(Figure dataset records)

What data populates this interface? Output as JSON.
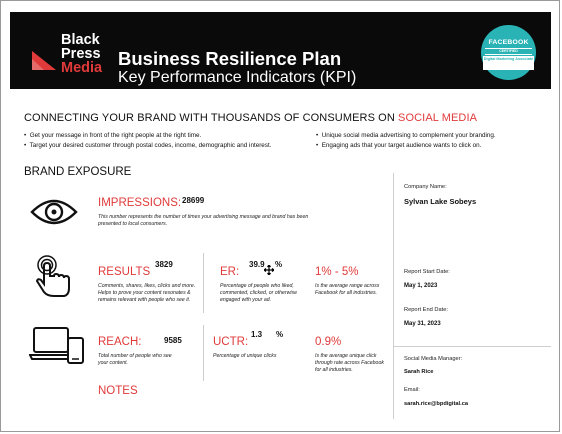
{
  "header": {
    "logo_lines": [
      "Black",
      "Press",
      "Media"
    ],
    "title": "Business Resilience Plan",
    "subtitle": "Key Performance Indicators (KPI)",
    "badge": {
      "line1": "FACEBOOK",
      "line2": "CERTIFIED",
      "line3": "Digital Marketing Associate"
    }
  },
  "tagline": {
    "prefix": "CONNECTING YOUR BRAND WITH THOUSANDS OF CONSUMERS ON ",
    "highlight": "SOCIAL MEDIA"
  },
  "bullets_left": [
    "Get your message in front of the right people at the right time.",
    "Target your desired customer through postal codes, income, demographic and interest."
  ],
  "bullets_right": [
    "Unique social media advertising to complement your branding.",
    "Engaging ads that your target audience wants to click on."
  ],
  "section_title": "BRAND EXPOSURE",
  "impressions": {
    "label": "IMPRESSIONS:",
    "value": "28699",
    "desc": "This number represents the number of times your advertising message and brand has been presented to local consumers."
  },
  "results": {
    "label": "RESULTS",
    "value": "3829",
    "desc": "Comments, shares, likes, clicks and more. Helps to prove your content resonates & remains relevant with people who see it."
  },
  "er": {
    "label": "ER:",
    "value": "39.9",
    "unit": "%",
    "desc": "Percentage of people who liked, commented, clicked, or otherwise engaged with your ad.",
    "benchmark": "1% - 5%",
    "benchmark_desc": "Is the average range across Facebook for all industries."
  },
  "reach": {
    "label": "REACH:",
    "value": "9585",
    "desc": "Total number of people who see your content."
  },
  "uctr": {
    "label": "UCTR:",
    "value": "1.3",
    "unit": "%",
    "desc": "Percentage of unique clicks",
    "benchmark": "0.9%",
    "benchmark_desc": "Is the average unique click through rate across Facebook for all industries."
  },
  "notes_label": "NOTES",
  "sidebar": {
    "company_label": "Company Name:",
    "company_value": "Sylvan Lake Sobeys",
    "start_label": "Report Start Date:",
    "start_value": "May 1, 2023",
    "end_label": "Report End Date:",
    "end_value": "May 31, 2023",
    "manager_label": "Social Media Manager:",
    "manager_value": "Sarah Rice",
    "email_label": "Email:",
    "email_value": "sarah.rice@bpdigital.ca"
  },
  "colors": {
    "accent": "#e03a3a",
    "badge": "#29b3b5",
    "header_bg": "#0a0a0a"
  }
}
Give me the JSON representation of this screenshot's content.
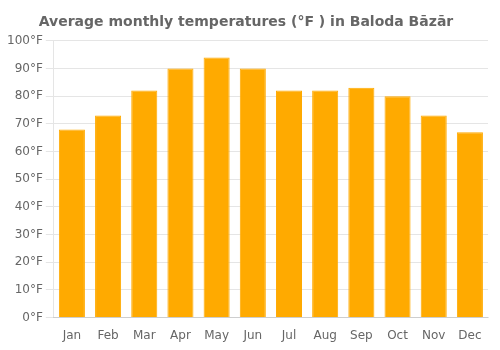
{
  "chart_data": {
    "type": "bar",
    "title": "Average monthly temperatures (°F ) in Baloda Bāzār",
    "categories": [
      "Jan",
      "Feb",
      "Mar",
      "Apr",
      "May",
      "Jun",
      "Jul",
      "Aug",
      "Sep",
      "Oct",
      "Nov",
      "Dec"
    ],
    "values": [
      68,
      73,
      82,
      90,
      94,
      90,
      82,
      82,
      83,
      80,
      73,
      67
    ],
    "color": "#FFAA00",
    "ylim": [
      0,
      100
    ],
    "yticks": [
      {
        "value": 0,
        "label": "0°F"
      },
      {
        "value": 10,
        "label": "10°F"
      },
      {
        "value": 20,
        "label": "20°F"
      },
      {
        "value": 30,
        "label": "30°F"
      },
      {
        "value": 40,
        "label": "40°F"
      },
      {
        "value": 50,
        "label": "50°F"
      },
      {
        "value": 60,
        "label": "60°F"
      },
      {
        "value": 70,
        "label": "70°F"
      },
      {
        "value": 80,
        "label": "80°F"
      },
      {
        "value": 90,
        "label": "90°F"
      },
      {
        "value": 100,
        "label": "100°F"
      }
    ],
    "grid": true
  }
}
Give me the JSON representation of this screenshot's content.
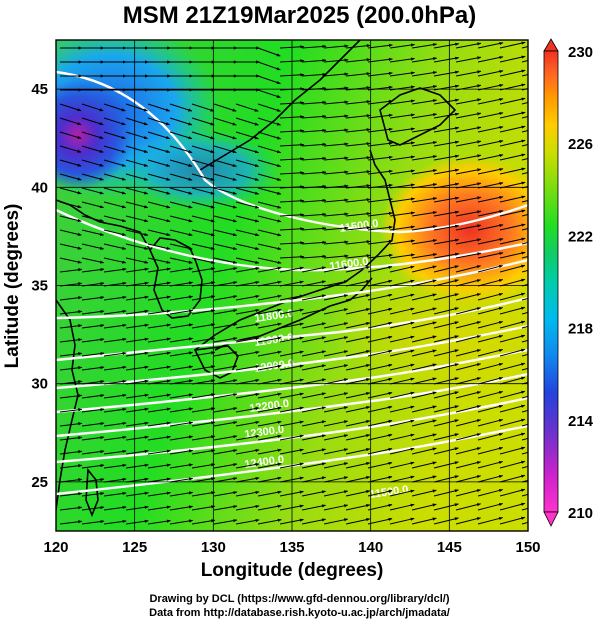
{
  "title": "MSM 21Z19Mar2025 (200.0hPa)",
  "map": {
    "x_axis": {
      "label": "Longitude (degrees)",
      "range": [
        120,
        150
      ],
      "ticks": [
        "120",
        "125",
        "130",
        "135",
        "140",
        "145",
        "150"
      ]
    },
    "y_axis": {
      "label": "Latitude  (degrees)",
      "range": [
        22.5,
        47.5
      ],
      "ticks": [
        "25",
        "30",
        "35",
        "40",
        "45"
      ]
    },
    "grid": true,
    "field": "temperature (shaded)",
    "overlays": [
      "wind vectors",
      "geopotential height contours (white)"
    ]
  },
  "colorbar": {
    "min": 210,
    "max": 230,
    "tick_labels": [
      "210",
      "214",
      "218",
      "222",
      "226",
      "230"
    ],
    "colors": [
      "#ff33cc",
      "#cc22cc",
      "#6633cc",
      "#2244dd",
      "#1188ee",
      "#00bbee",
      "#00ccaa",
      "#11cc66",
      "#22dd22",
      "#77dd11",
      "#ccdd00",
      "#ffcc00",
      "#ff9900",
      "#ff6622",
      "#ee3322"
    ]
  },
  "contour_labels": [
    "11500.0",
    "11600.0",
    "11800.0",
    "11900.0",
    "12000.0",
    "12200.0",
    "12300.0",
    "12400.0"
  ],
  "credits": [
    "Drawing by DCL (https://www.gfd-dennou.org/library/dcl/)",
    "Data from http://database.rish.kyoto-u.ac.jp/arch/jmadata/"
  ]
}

- _WORK INSTRUCTIONS_:
From the entries above, output every line exactly and omit any image.

- _FINAL RESULT_:
What data populates this interface? Output as JSON.
{
  "header": {
    "logo_lines": [
      "Black",
      "Press",
      "Media"
    ],
    "title": "Business Resilience Plan",
    "subtitle": "Key Performance Indicators (KPI)",
    "badge": {
      "line1": "FACEBOOK",
      "line2": "CERTIFIED",
      "line3": "Digital Marketing Associate"
    }
  },
  "tagline": {
    "prefix": "CONNECTING YOUR BRAND WITH THOUSANDS OF CONSUMERS ON ",
    "highlight": "SOCIAL MEDIA"
  },
  "bullets_left": [
    "Get your message in front of the right people at the right time.",
    "Target your desired customer through postal codes, income, demographic and interest."
  ],
  "bullets_right": [
    "Unique social media advertising to complement your branding.",
    "Engaging ads that your target audience wants to click on."
  ],
  "section_title": "BRAND EXPOSURE",
  "impressions": {
    "label": "IMPRESSIONS:",
    "value": "28699",
    "desc": "This number represents the number of times your advertising message and brand has been presented to local consumers."
  },
  "results": {
    "label": "RESULTS",
    "value": "3829",
    "desc": "Comments, shares, likes, clicks and more. Helps to prove your content resonates & remains relevant with people who see it."
  },
  "er": {
    "label": "ER:",
    "value": "39.9",
    "unit": "%",
    "desc": "Percentage of people who liked, commented, clicked, or otherwise engaged with your ad.",
    "benchmark": "1% - 5%",
    "benchmark_desc": "Is the average range across Facebook for all industries."
  },
  "reach": {
    "label": "REACH:",
    "value": "9585",
    "desc": "Total number of people who see your content."
  },
  "uctr": {
    "label": "UCTR:",
    "value": "1.3",
    "unit": "%",
    "desc": "Percentage of unique clicks",
    "benchmark": "0.9%",
    "benchmark_desc": "Is the average unique click through rate across Facebook for all industries."
  },
  "notes_label": "NOTES",
  "sidebar": {
    "company_label": "Company Name:",
    "company_value": "Sylvan Lake Sobeys",
    "start_label": "Report Start Date:",
    "start_value": "May 1, 2023",
    "end_label": "Report End Date:",
    "end_value": "May 31, 2023",
    "manager_label": "Social Media Manager:",
    "manager_value": "Sarah Rice",
    "email_label": "Email:",
    "email_value": "sarah.rice@bpdigital.ca"
  },
  "colors": {
    "accent": "#e03a3a",
    "badge": "#29b3b5",
    "header_bg": "#0a0a0a"
  }
}
Give me the JSON representation of this screenshot's content.
{
  "chart_data": {
    "type": "bar",
    "title": "Average monthly temperatures (°F ) in Baloda Bāzār",
    "categories": [
      "Jan",
      "Feb",
      "Mar",
      "Apr",
      "May",
      "Jun",
      "Jul",
      "Aug",
      "Sep",
      "Oct",
      "Nov",
      "Dec"
    ],
    "values": [
      68,
      73,
      82,
      90,
      94,
      90,
      82,
      82,
      83,
      80,
      73,
      67
    ],
    "color": "#FFAA00",
    "ylim": [
      0,
      100
    ],
    "yticks": [
      {
        "value": 0,
        "label": "0°F"
      },
      {
        "value": 10,
        "label": "10°F"
      },
      {
        "value": 20,
        "label": "20°F"
      },
      {
        "value": 30,
        "label": "30°F"
      },
      {
        "value": 40,
        "label": "40°F"
      },
      {
        "value": 50,
        "label": "50°F"
      },
      {
        "value": 60,
        "label": "60°F"
      },
      {
        "value": 70,
        "label": "70°F"
      },
      {
        "value": 80,
        "label": "80°F"
      },
      {
        "value": 90,
        "label": "90°F"
      },
      {
        "value": 100,
        "label": "100°F"
      }
    ],
    "grid": true
  }
}
Give me the JSON representation of this screenshot's content.
{
  "title": "MSM 21Z19Mar2025 (200.0hPa)",
  "map": {
    "x_axis": {
      "label": "Longitude (degrees)",
      "range": [
        120,
        150
      ],
      "ticks": [
        "120",
        "125",
        "130",
        "135",
        "140",
        "145",
        "150"
      ]
    },
    "y_axis": {
      "label": "Latitude  (degrees)",
      "range": [
        22.5,
        47.5
      ],
      "ticks": [
        "25",
        "30",
        "35",
        "40",
        "45"
      ]
    },
    "grid": true,
    "field": "temperature (shaded)",
    "overlays": [
      "wind vectors",
      "geopotential height contours (white)"
    ]
  },
  "colorbar": {
    "min": 210,
    "max": 230,
    "tick_labels": [
      "210",
      "214",
      "218",
      "222",
      "226",
      "230"
    ],
    "colors": [
      "#ff33cc",
      "#cc22cc",
      "#6633cc",
      "#2244dd",
      "#1188ee",
      "#00bbee",
      "#00ccaa",
      "#11cc66",
      "#22dd22",
      "#77dd11",
      "#ccdd00",
      "#ffcc00",
      "#ff9900",
      "#ff6622",
      "#ee3322"
    ]
  },
  "contour_labels": [
    "11500.0",
    "11600.0",
    "11800.0",
    "11900.0",
    "12000.0",
    "12200.0",
    "12300.0",
    "12400.0"
  ],
  "credits": [
    "Drawing by DCL (https://www.gfd-dennou.org/library/dcl/)",
    "Data from http://database.rish.kyoto-u.ac.jp/arch/jmadata/"
  ]
}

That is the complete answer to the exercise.